* [Exercise description]: Restate the full set of records exactly, without adding or dropping a word.

* [Raw data]:

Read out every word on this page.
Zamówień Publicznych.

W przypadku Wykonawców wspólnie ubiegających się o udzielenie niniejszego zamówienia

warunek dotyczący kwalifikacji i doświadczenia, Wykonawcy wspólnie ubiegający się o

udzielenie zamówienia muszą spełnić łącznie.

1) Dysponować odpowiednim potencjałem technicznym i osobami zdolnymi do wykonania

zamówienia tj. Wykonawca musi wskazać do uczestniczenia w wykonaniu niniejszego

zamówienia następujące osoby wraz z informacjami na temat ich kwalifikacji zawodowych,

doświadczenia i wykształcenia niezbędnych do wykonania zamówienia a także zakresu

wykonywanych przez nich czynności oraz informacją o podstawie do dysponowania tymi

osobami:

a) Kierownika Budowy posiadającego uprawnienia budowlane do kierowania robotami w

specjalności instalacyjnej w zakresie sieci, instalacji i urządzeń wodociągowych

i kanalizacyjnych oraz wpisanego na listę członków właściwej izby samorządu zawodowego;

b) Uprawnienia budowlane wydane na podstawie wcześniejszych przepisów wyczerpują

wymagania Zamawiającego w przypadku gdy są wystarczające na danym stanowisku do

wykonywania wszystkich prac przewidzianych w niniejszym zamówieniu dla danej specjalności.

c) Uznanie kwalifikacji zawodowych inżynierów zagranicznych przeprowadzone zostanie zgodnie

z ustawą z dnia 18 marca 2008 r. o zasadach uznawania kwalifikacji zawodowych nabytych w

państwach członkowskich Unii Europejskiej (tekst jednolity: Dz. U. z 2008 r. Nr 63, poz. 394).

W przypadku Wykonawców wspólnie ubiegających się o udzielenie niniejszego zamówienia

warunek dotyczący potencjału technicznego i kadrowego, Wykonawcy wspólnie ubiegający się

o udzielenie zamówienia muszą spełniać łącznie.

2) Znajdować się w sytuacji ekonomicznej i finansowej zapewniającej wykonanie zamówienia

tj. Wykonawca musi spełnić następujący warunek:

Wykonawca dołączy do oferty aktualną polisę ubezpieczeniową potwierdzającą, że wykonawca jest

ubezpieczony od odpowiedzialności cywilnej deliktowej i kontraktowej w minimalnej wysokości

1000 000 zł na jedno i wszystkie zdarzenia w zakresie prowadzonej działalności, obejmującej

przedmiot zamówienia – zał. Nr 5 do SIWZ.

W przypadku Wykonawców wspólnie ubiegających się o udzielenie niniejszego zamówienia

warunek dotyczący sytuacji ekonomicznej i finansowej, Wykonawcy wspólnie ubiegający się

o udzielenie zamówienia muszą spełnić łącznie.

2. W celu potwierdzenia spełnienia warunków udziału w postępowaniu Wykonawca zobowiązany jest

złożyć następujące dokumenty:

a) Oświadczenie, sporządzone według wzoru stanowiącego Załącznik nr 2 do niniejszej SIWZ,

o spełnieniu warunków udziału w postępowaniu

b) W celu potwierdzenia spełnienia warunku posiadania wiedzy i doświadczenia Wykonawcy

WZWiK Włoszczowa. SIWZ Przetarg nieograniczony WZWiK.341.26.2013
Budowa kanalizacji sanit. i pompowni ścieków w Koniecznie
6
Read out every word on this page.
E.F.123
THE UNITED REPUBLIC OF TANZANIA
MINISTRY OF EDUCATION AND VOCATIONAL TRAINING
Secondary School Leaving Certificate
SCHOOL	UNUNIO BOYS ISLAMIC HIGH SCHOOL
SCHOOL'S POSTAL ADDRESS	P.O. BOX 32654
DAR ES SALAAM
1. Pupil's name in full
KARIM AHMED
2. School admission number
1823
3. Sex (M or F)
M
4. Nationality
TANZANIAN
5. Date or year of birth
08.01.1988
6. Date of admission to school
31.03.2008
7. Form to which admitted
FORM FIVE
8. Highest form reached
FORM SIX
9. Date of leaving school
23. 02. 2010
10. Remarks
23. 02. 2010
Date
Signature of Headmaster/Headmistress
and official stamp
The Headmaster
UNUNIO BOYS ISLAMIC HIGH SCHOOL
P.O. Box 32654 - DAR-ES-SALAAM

* [Output for this task]:
Read out every word on this page.
Zamówień Publicznych.

W przypadku Wykonawców wspólnie ubiegających się o udzielenie niniejszego zamówienia

warunek dotyczący kwalifikacji i doświadczenia, Wykonawcy wspólnie ubiegający się o

udzielenie zamówienia muszą spełnić łącznie.

1) Dysponować odpowiednim potencjałem technicznym i osobami zdolnymi do wykonania

zamówienia tj. Wykonawca musi wskazać do uczestniczenia w wykonaniu niniejszego

zamówienia następujące osoby wraz z informacjami na temat ich kwalifikacji zawodowych,

doświadczenia i wykształcenia niezbędnych do wykonania zamówienia a także zakresu

wykonywanych przez nich czynności oraz informacją o podstawie do dysponowania tymi

osobami:

a) Kierownika Budowy posiadającego uprawnienia budowlane do kierowania robotami w

specjalności instalacyjnej w zakresie sieci, instalacji i urządzeń wodociągowych

i kanalizacyjnych oraz wpisanego na listę członków właściwej izby samorządu zawodowego;

b) Uprawnienia budowlane wydane na podstawie wcześniejszych przepisów wyczerpują

wymagania Zamawiającego w przypadku gdy są wystarczające na danym stanowisku do

wykonywania wszystkich prac przewidzianych w niniejszym zamówieniu dla danej specjalności.

c) Uznanie kwalifikacji zawodowych inżynierów zagranicznych przeprowadzone zostanie zgodnie

z ustawą z dnia 18 marca 2008 r. o zasadach uznawania kwalifikacji zawodowych nabytych w

państwach członkowskich Unii Europejskiej (tekst jednolity: Dz. U. z 2008 r. Nr 63, poz. 394).

W przypadku Wykonawców wspólnie ubiegających się o udzielenie niniejszego zamówienia

warunek dotyczący potencjału technicznego i kadrowego, Wykonawcy wspólnie ubiegający się

o udzielenie zamówienia muszą spełniać łącznie.

2) Znajdować się w sytuacji ekonomicznej i finansowej zapewniającej wykonanie zamówienia

tj. Wykonawca musi spełnić następujący warunek:

Wykonawca dołączy do oferty aktualną polisę ubezpieczeniową potwierdzającą, że wykonawca jest

ubezpieczony od odpowiedzialności cywilnej deliktowej i kontraktowej w minimalnej wysokości

1000 000 zł na jedno i wszystkie zdarzenia w zakresie prowadzonej działalności, obejmującej

przedmiot zamówienia – zał. Nr 5 do SIWZ.

W przypadku Wykonawców wspólnie ubiegających się o udzielenie niniejszego zamówienia

warunek dotyczący sytuacji ekonomicznej i finansowej, Wykonawcy wspólnie ubiegający się

o udzielenie zamówienia muszą spełnić łącznie.

2. W celu potwierdzenia spełnienia warunków udziału w postępowaniu Wykonawca zobowiązany jest

złożyć następujące dokumenty:

a) Oświadczenie, sporządzone według wzoru stanowiącego Załącznik nr 2 do niniejszej SIWZ,

o spełnieniu warunków udziału w postępowaniu

b) W celu potwierdzenia spełnienia warunku posiadania wiedzy i doświadczenia Wykonawcy

WZWiK Włoszczowa. SIWZ Przetarg nieograniczony WZWiK.341.26.2013
Budowa kanalizacji sanit. i pompowni ścieków w Koniecznie
6
Read out every word on this page.
E.F.123
THE UNITED REPUBLIC OF TANZANIA
MINISTRY OF EDUCATION AND VOCATIONAL TRAINING
Secondary School Leaving Certificate
SCHOOL	UNUNIO BOYS ISLAMIC HIGH SCHOOL
SCHOOL'S POSTAL ADDRESS	P.O. BOX 32654
DAR ES SALAAM
1. Pupil's name in full
KARIM AHMED
2. School admission number
1823
3. Sex (M or F)
M
4. Nationality
TANZANIAN
5. Date or year of birth
08.01.1988
6. Date of admission to school
31.03.2008
7. Form to which admitted
FORM FIVE
8. Highest form reached
FORM SIX
9. Date of leaving school
23. 02. 2010
10. Remarks
23. 02. 2010
Date
Signature of Headmaster/Headmistress
and official stamp
The Headmaster
UNUNIO BOYS ISLAMIC HIGH SCHOOL
P.O. Box 32654 - DAR-ES-SALAAM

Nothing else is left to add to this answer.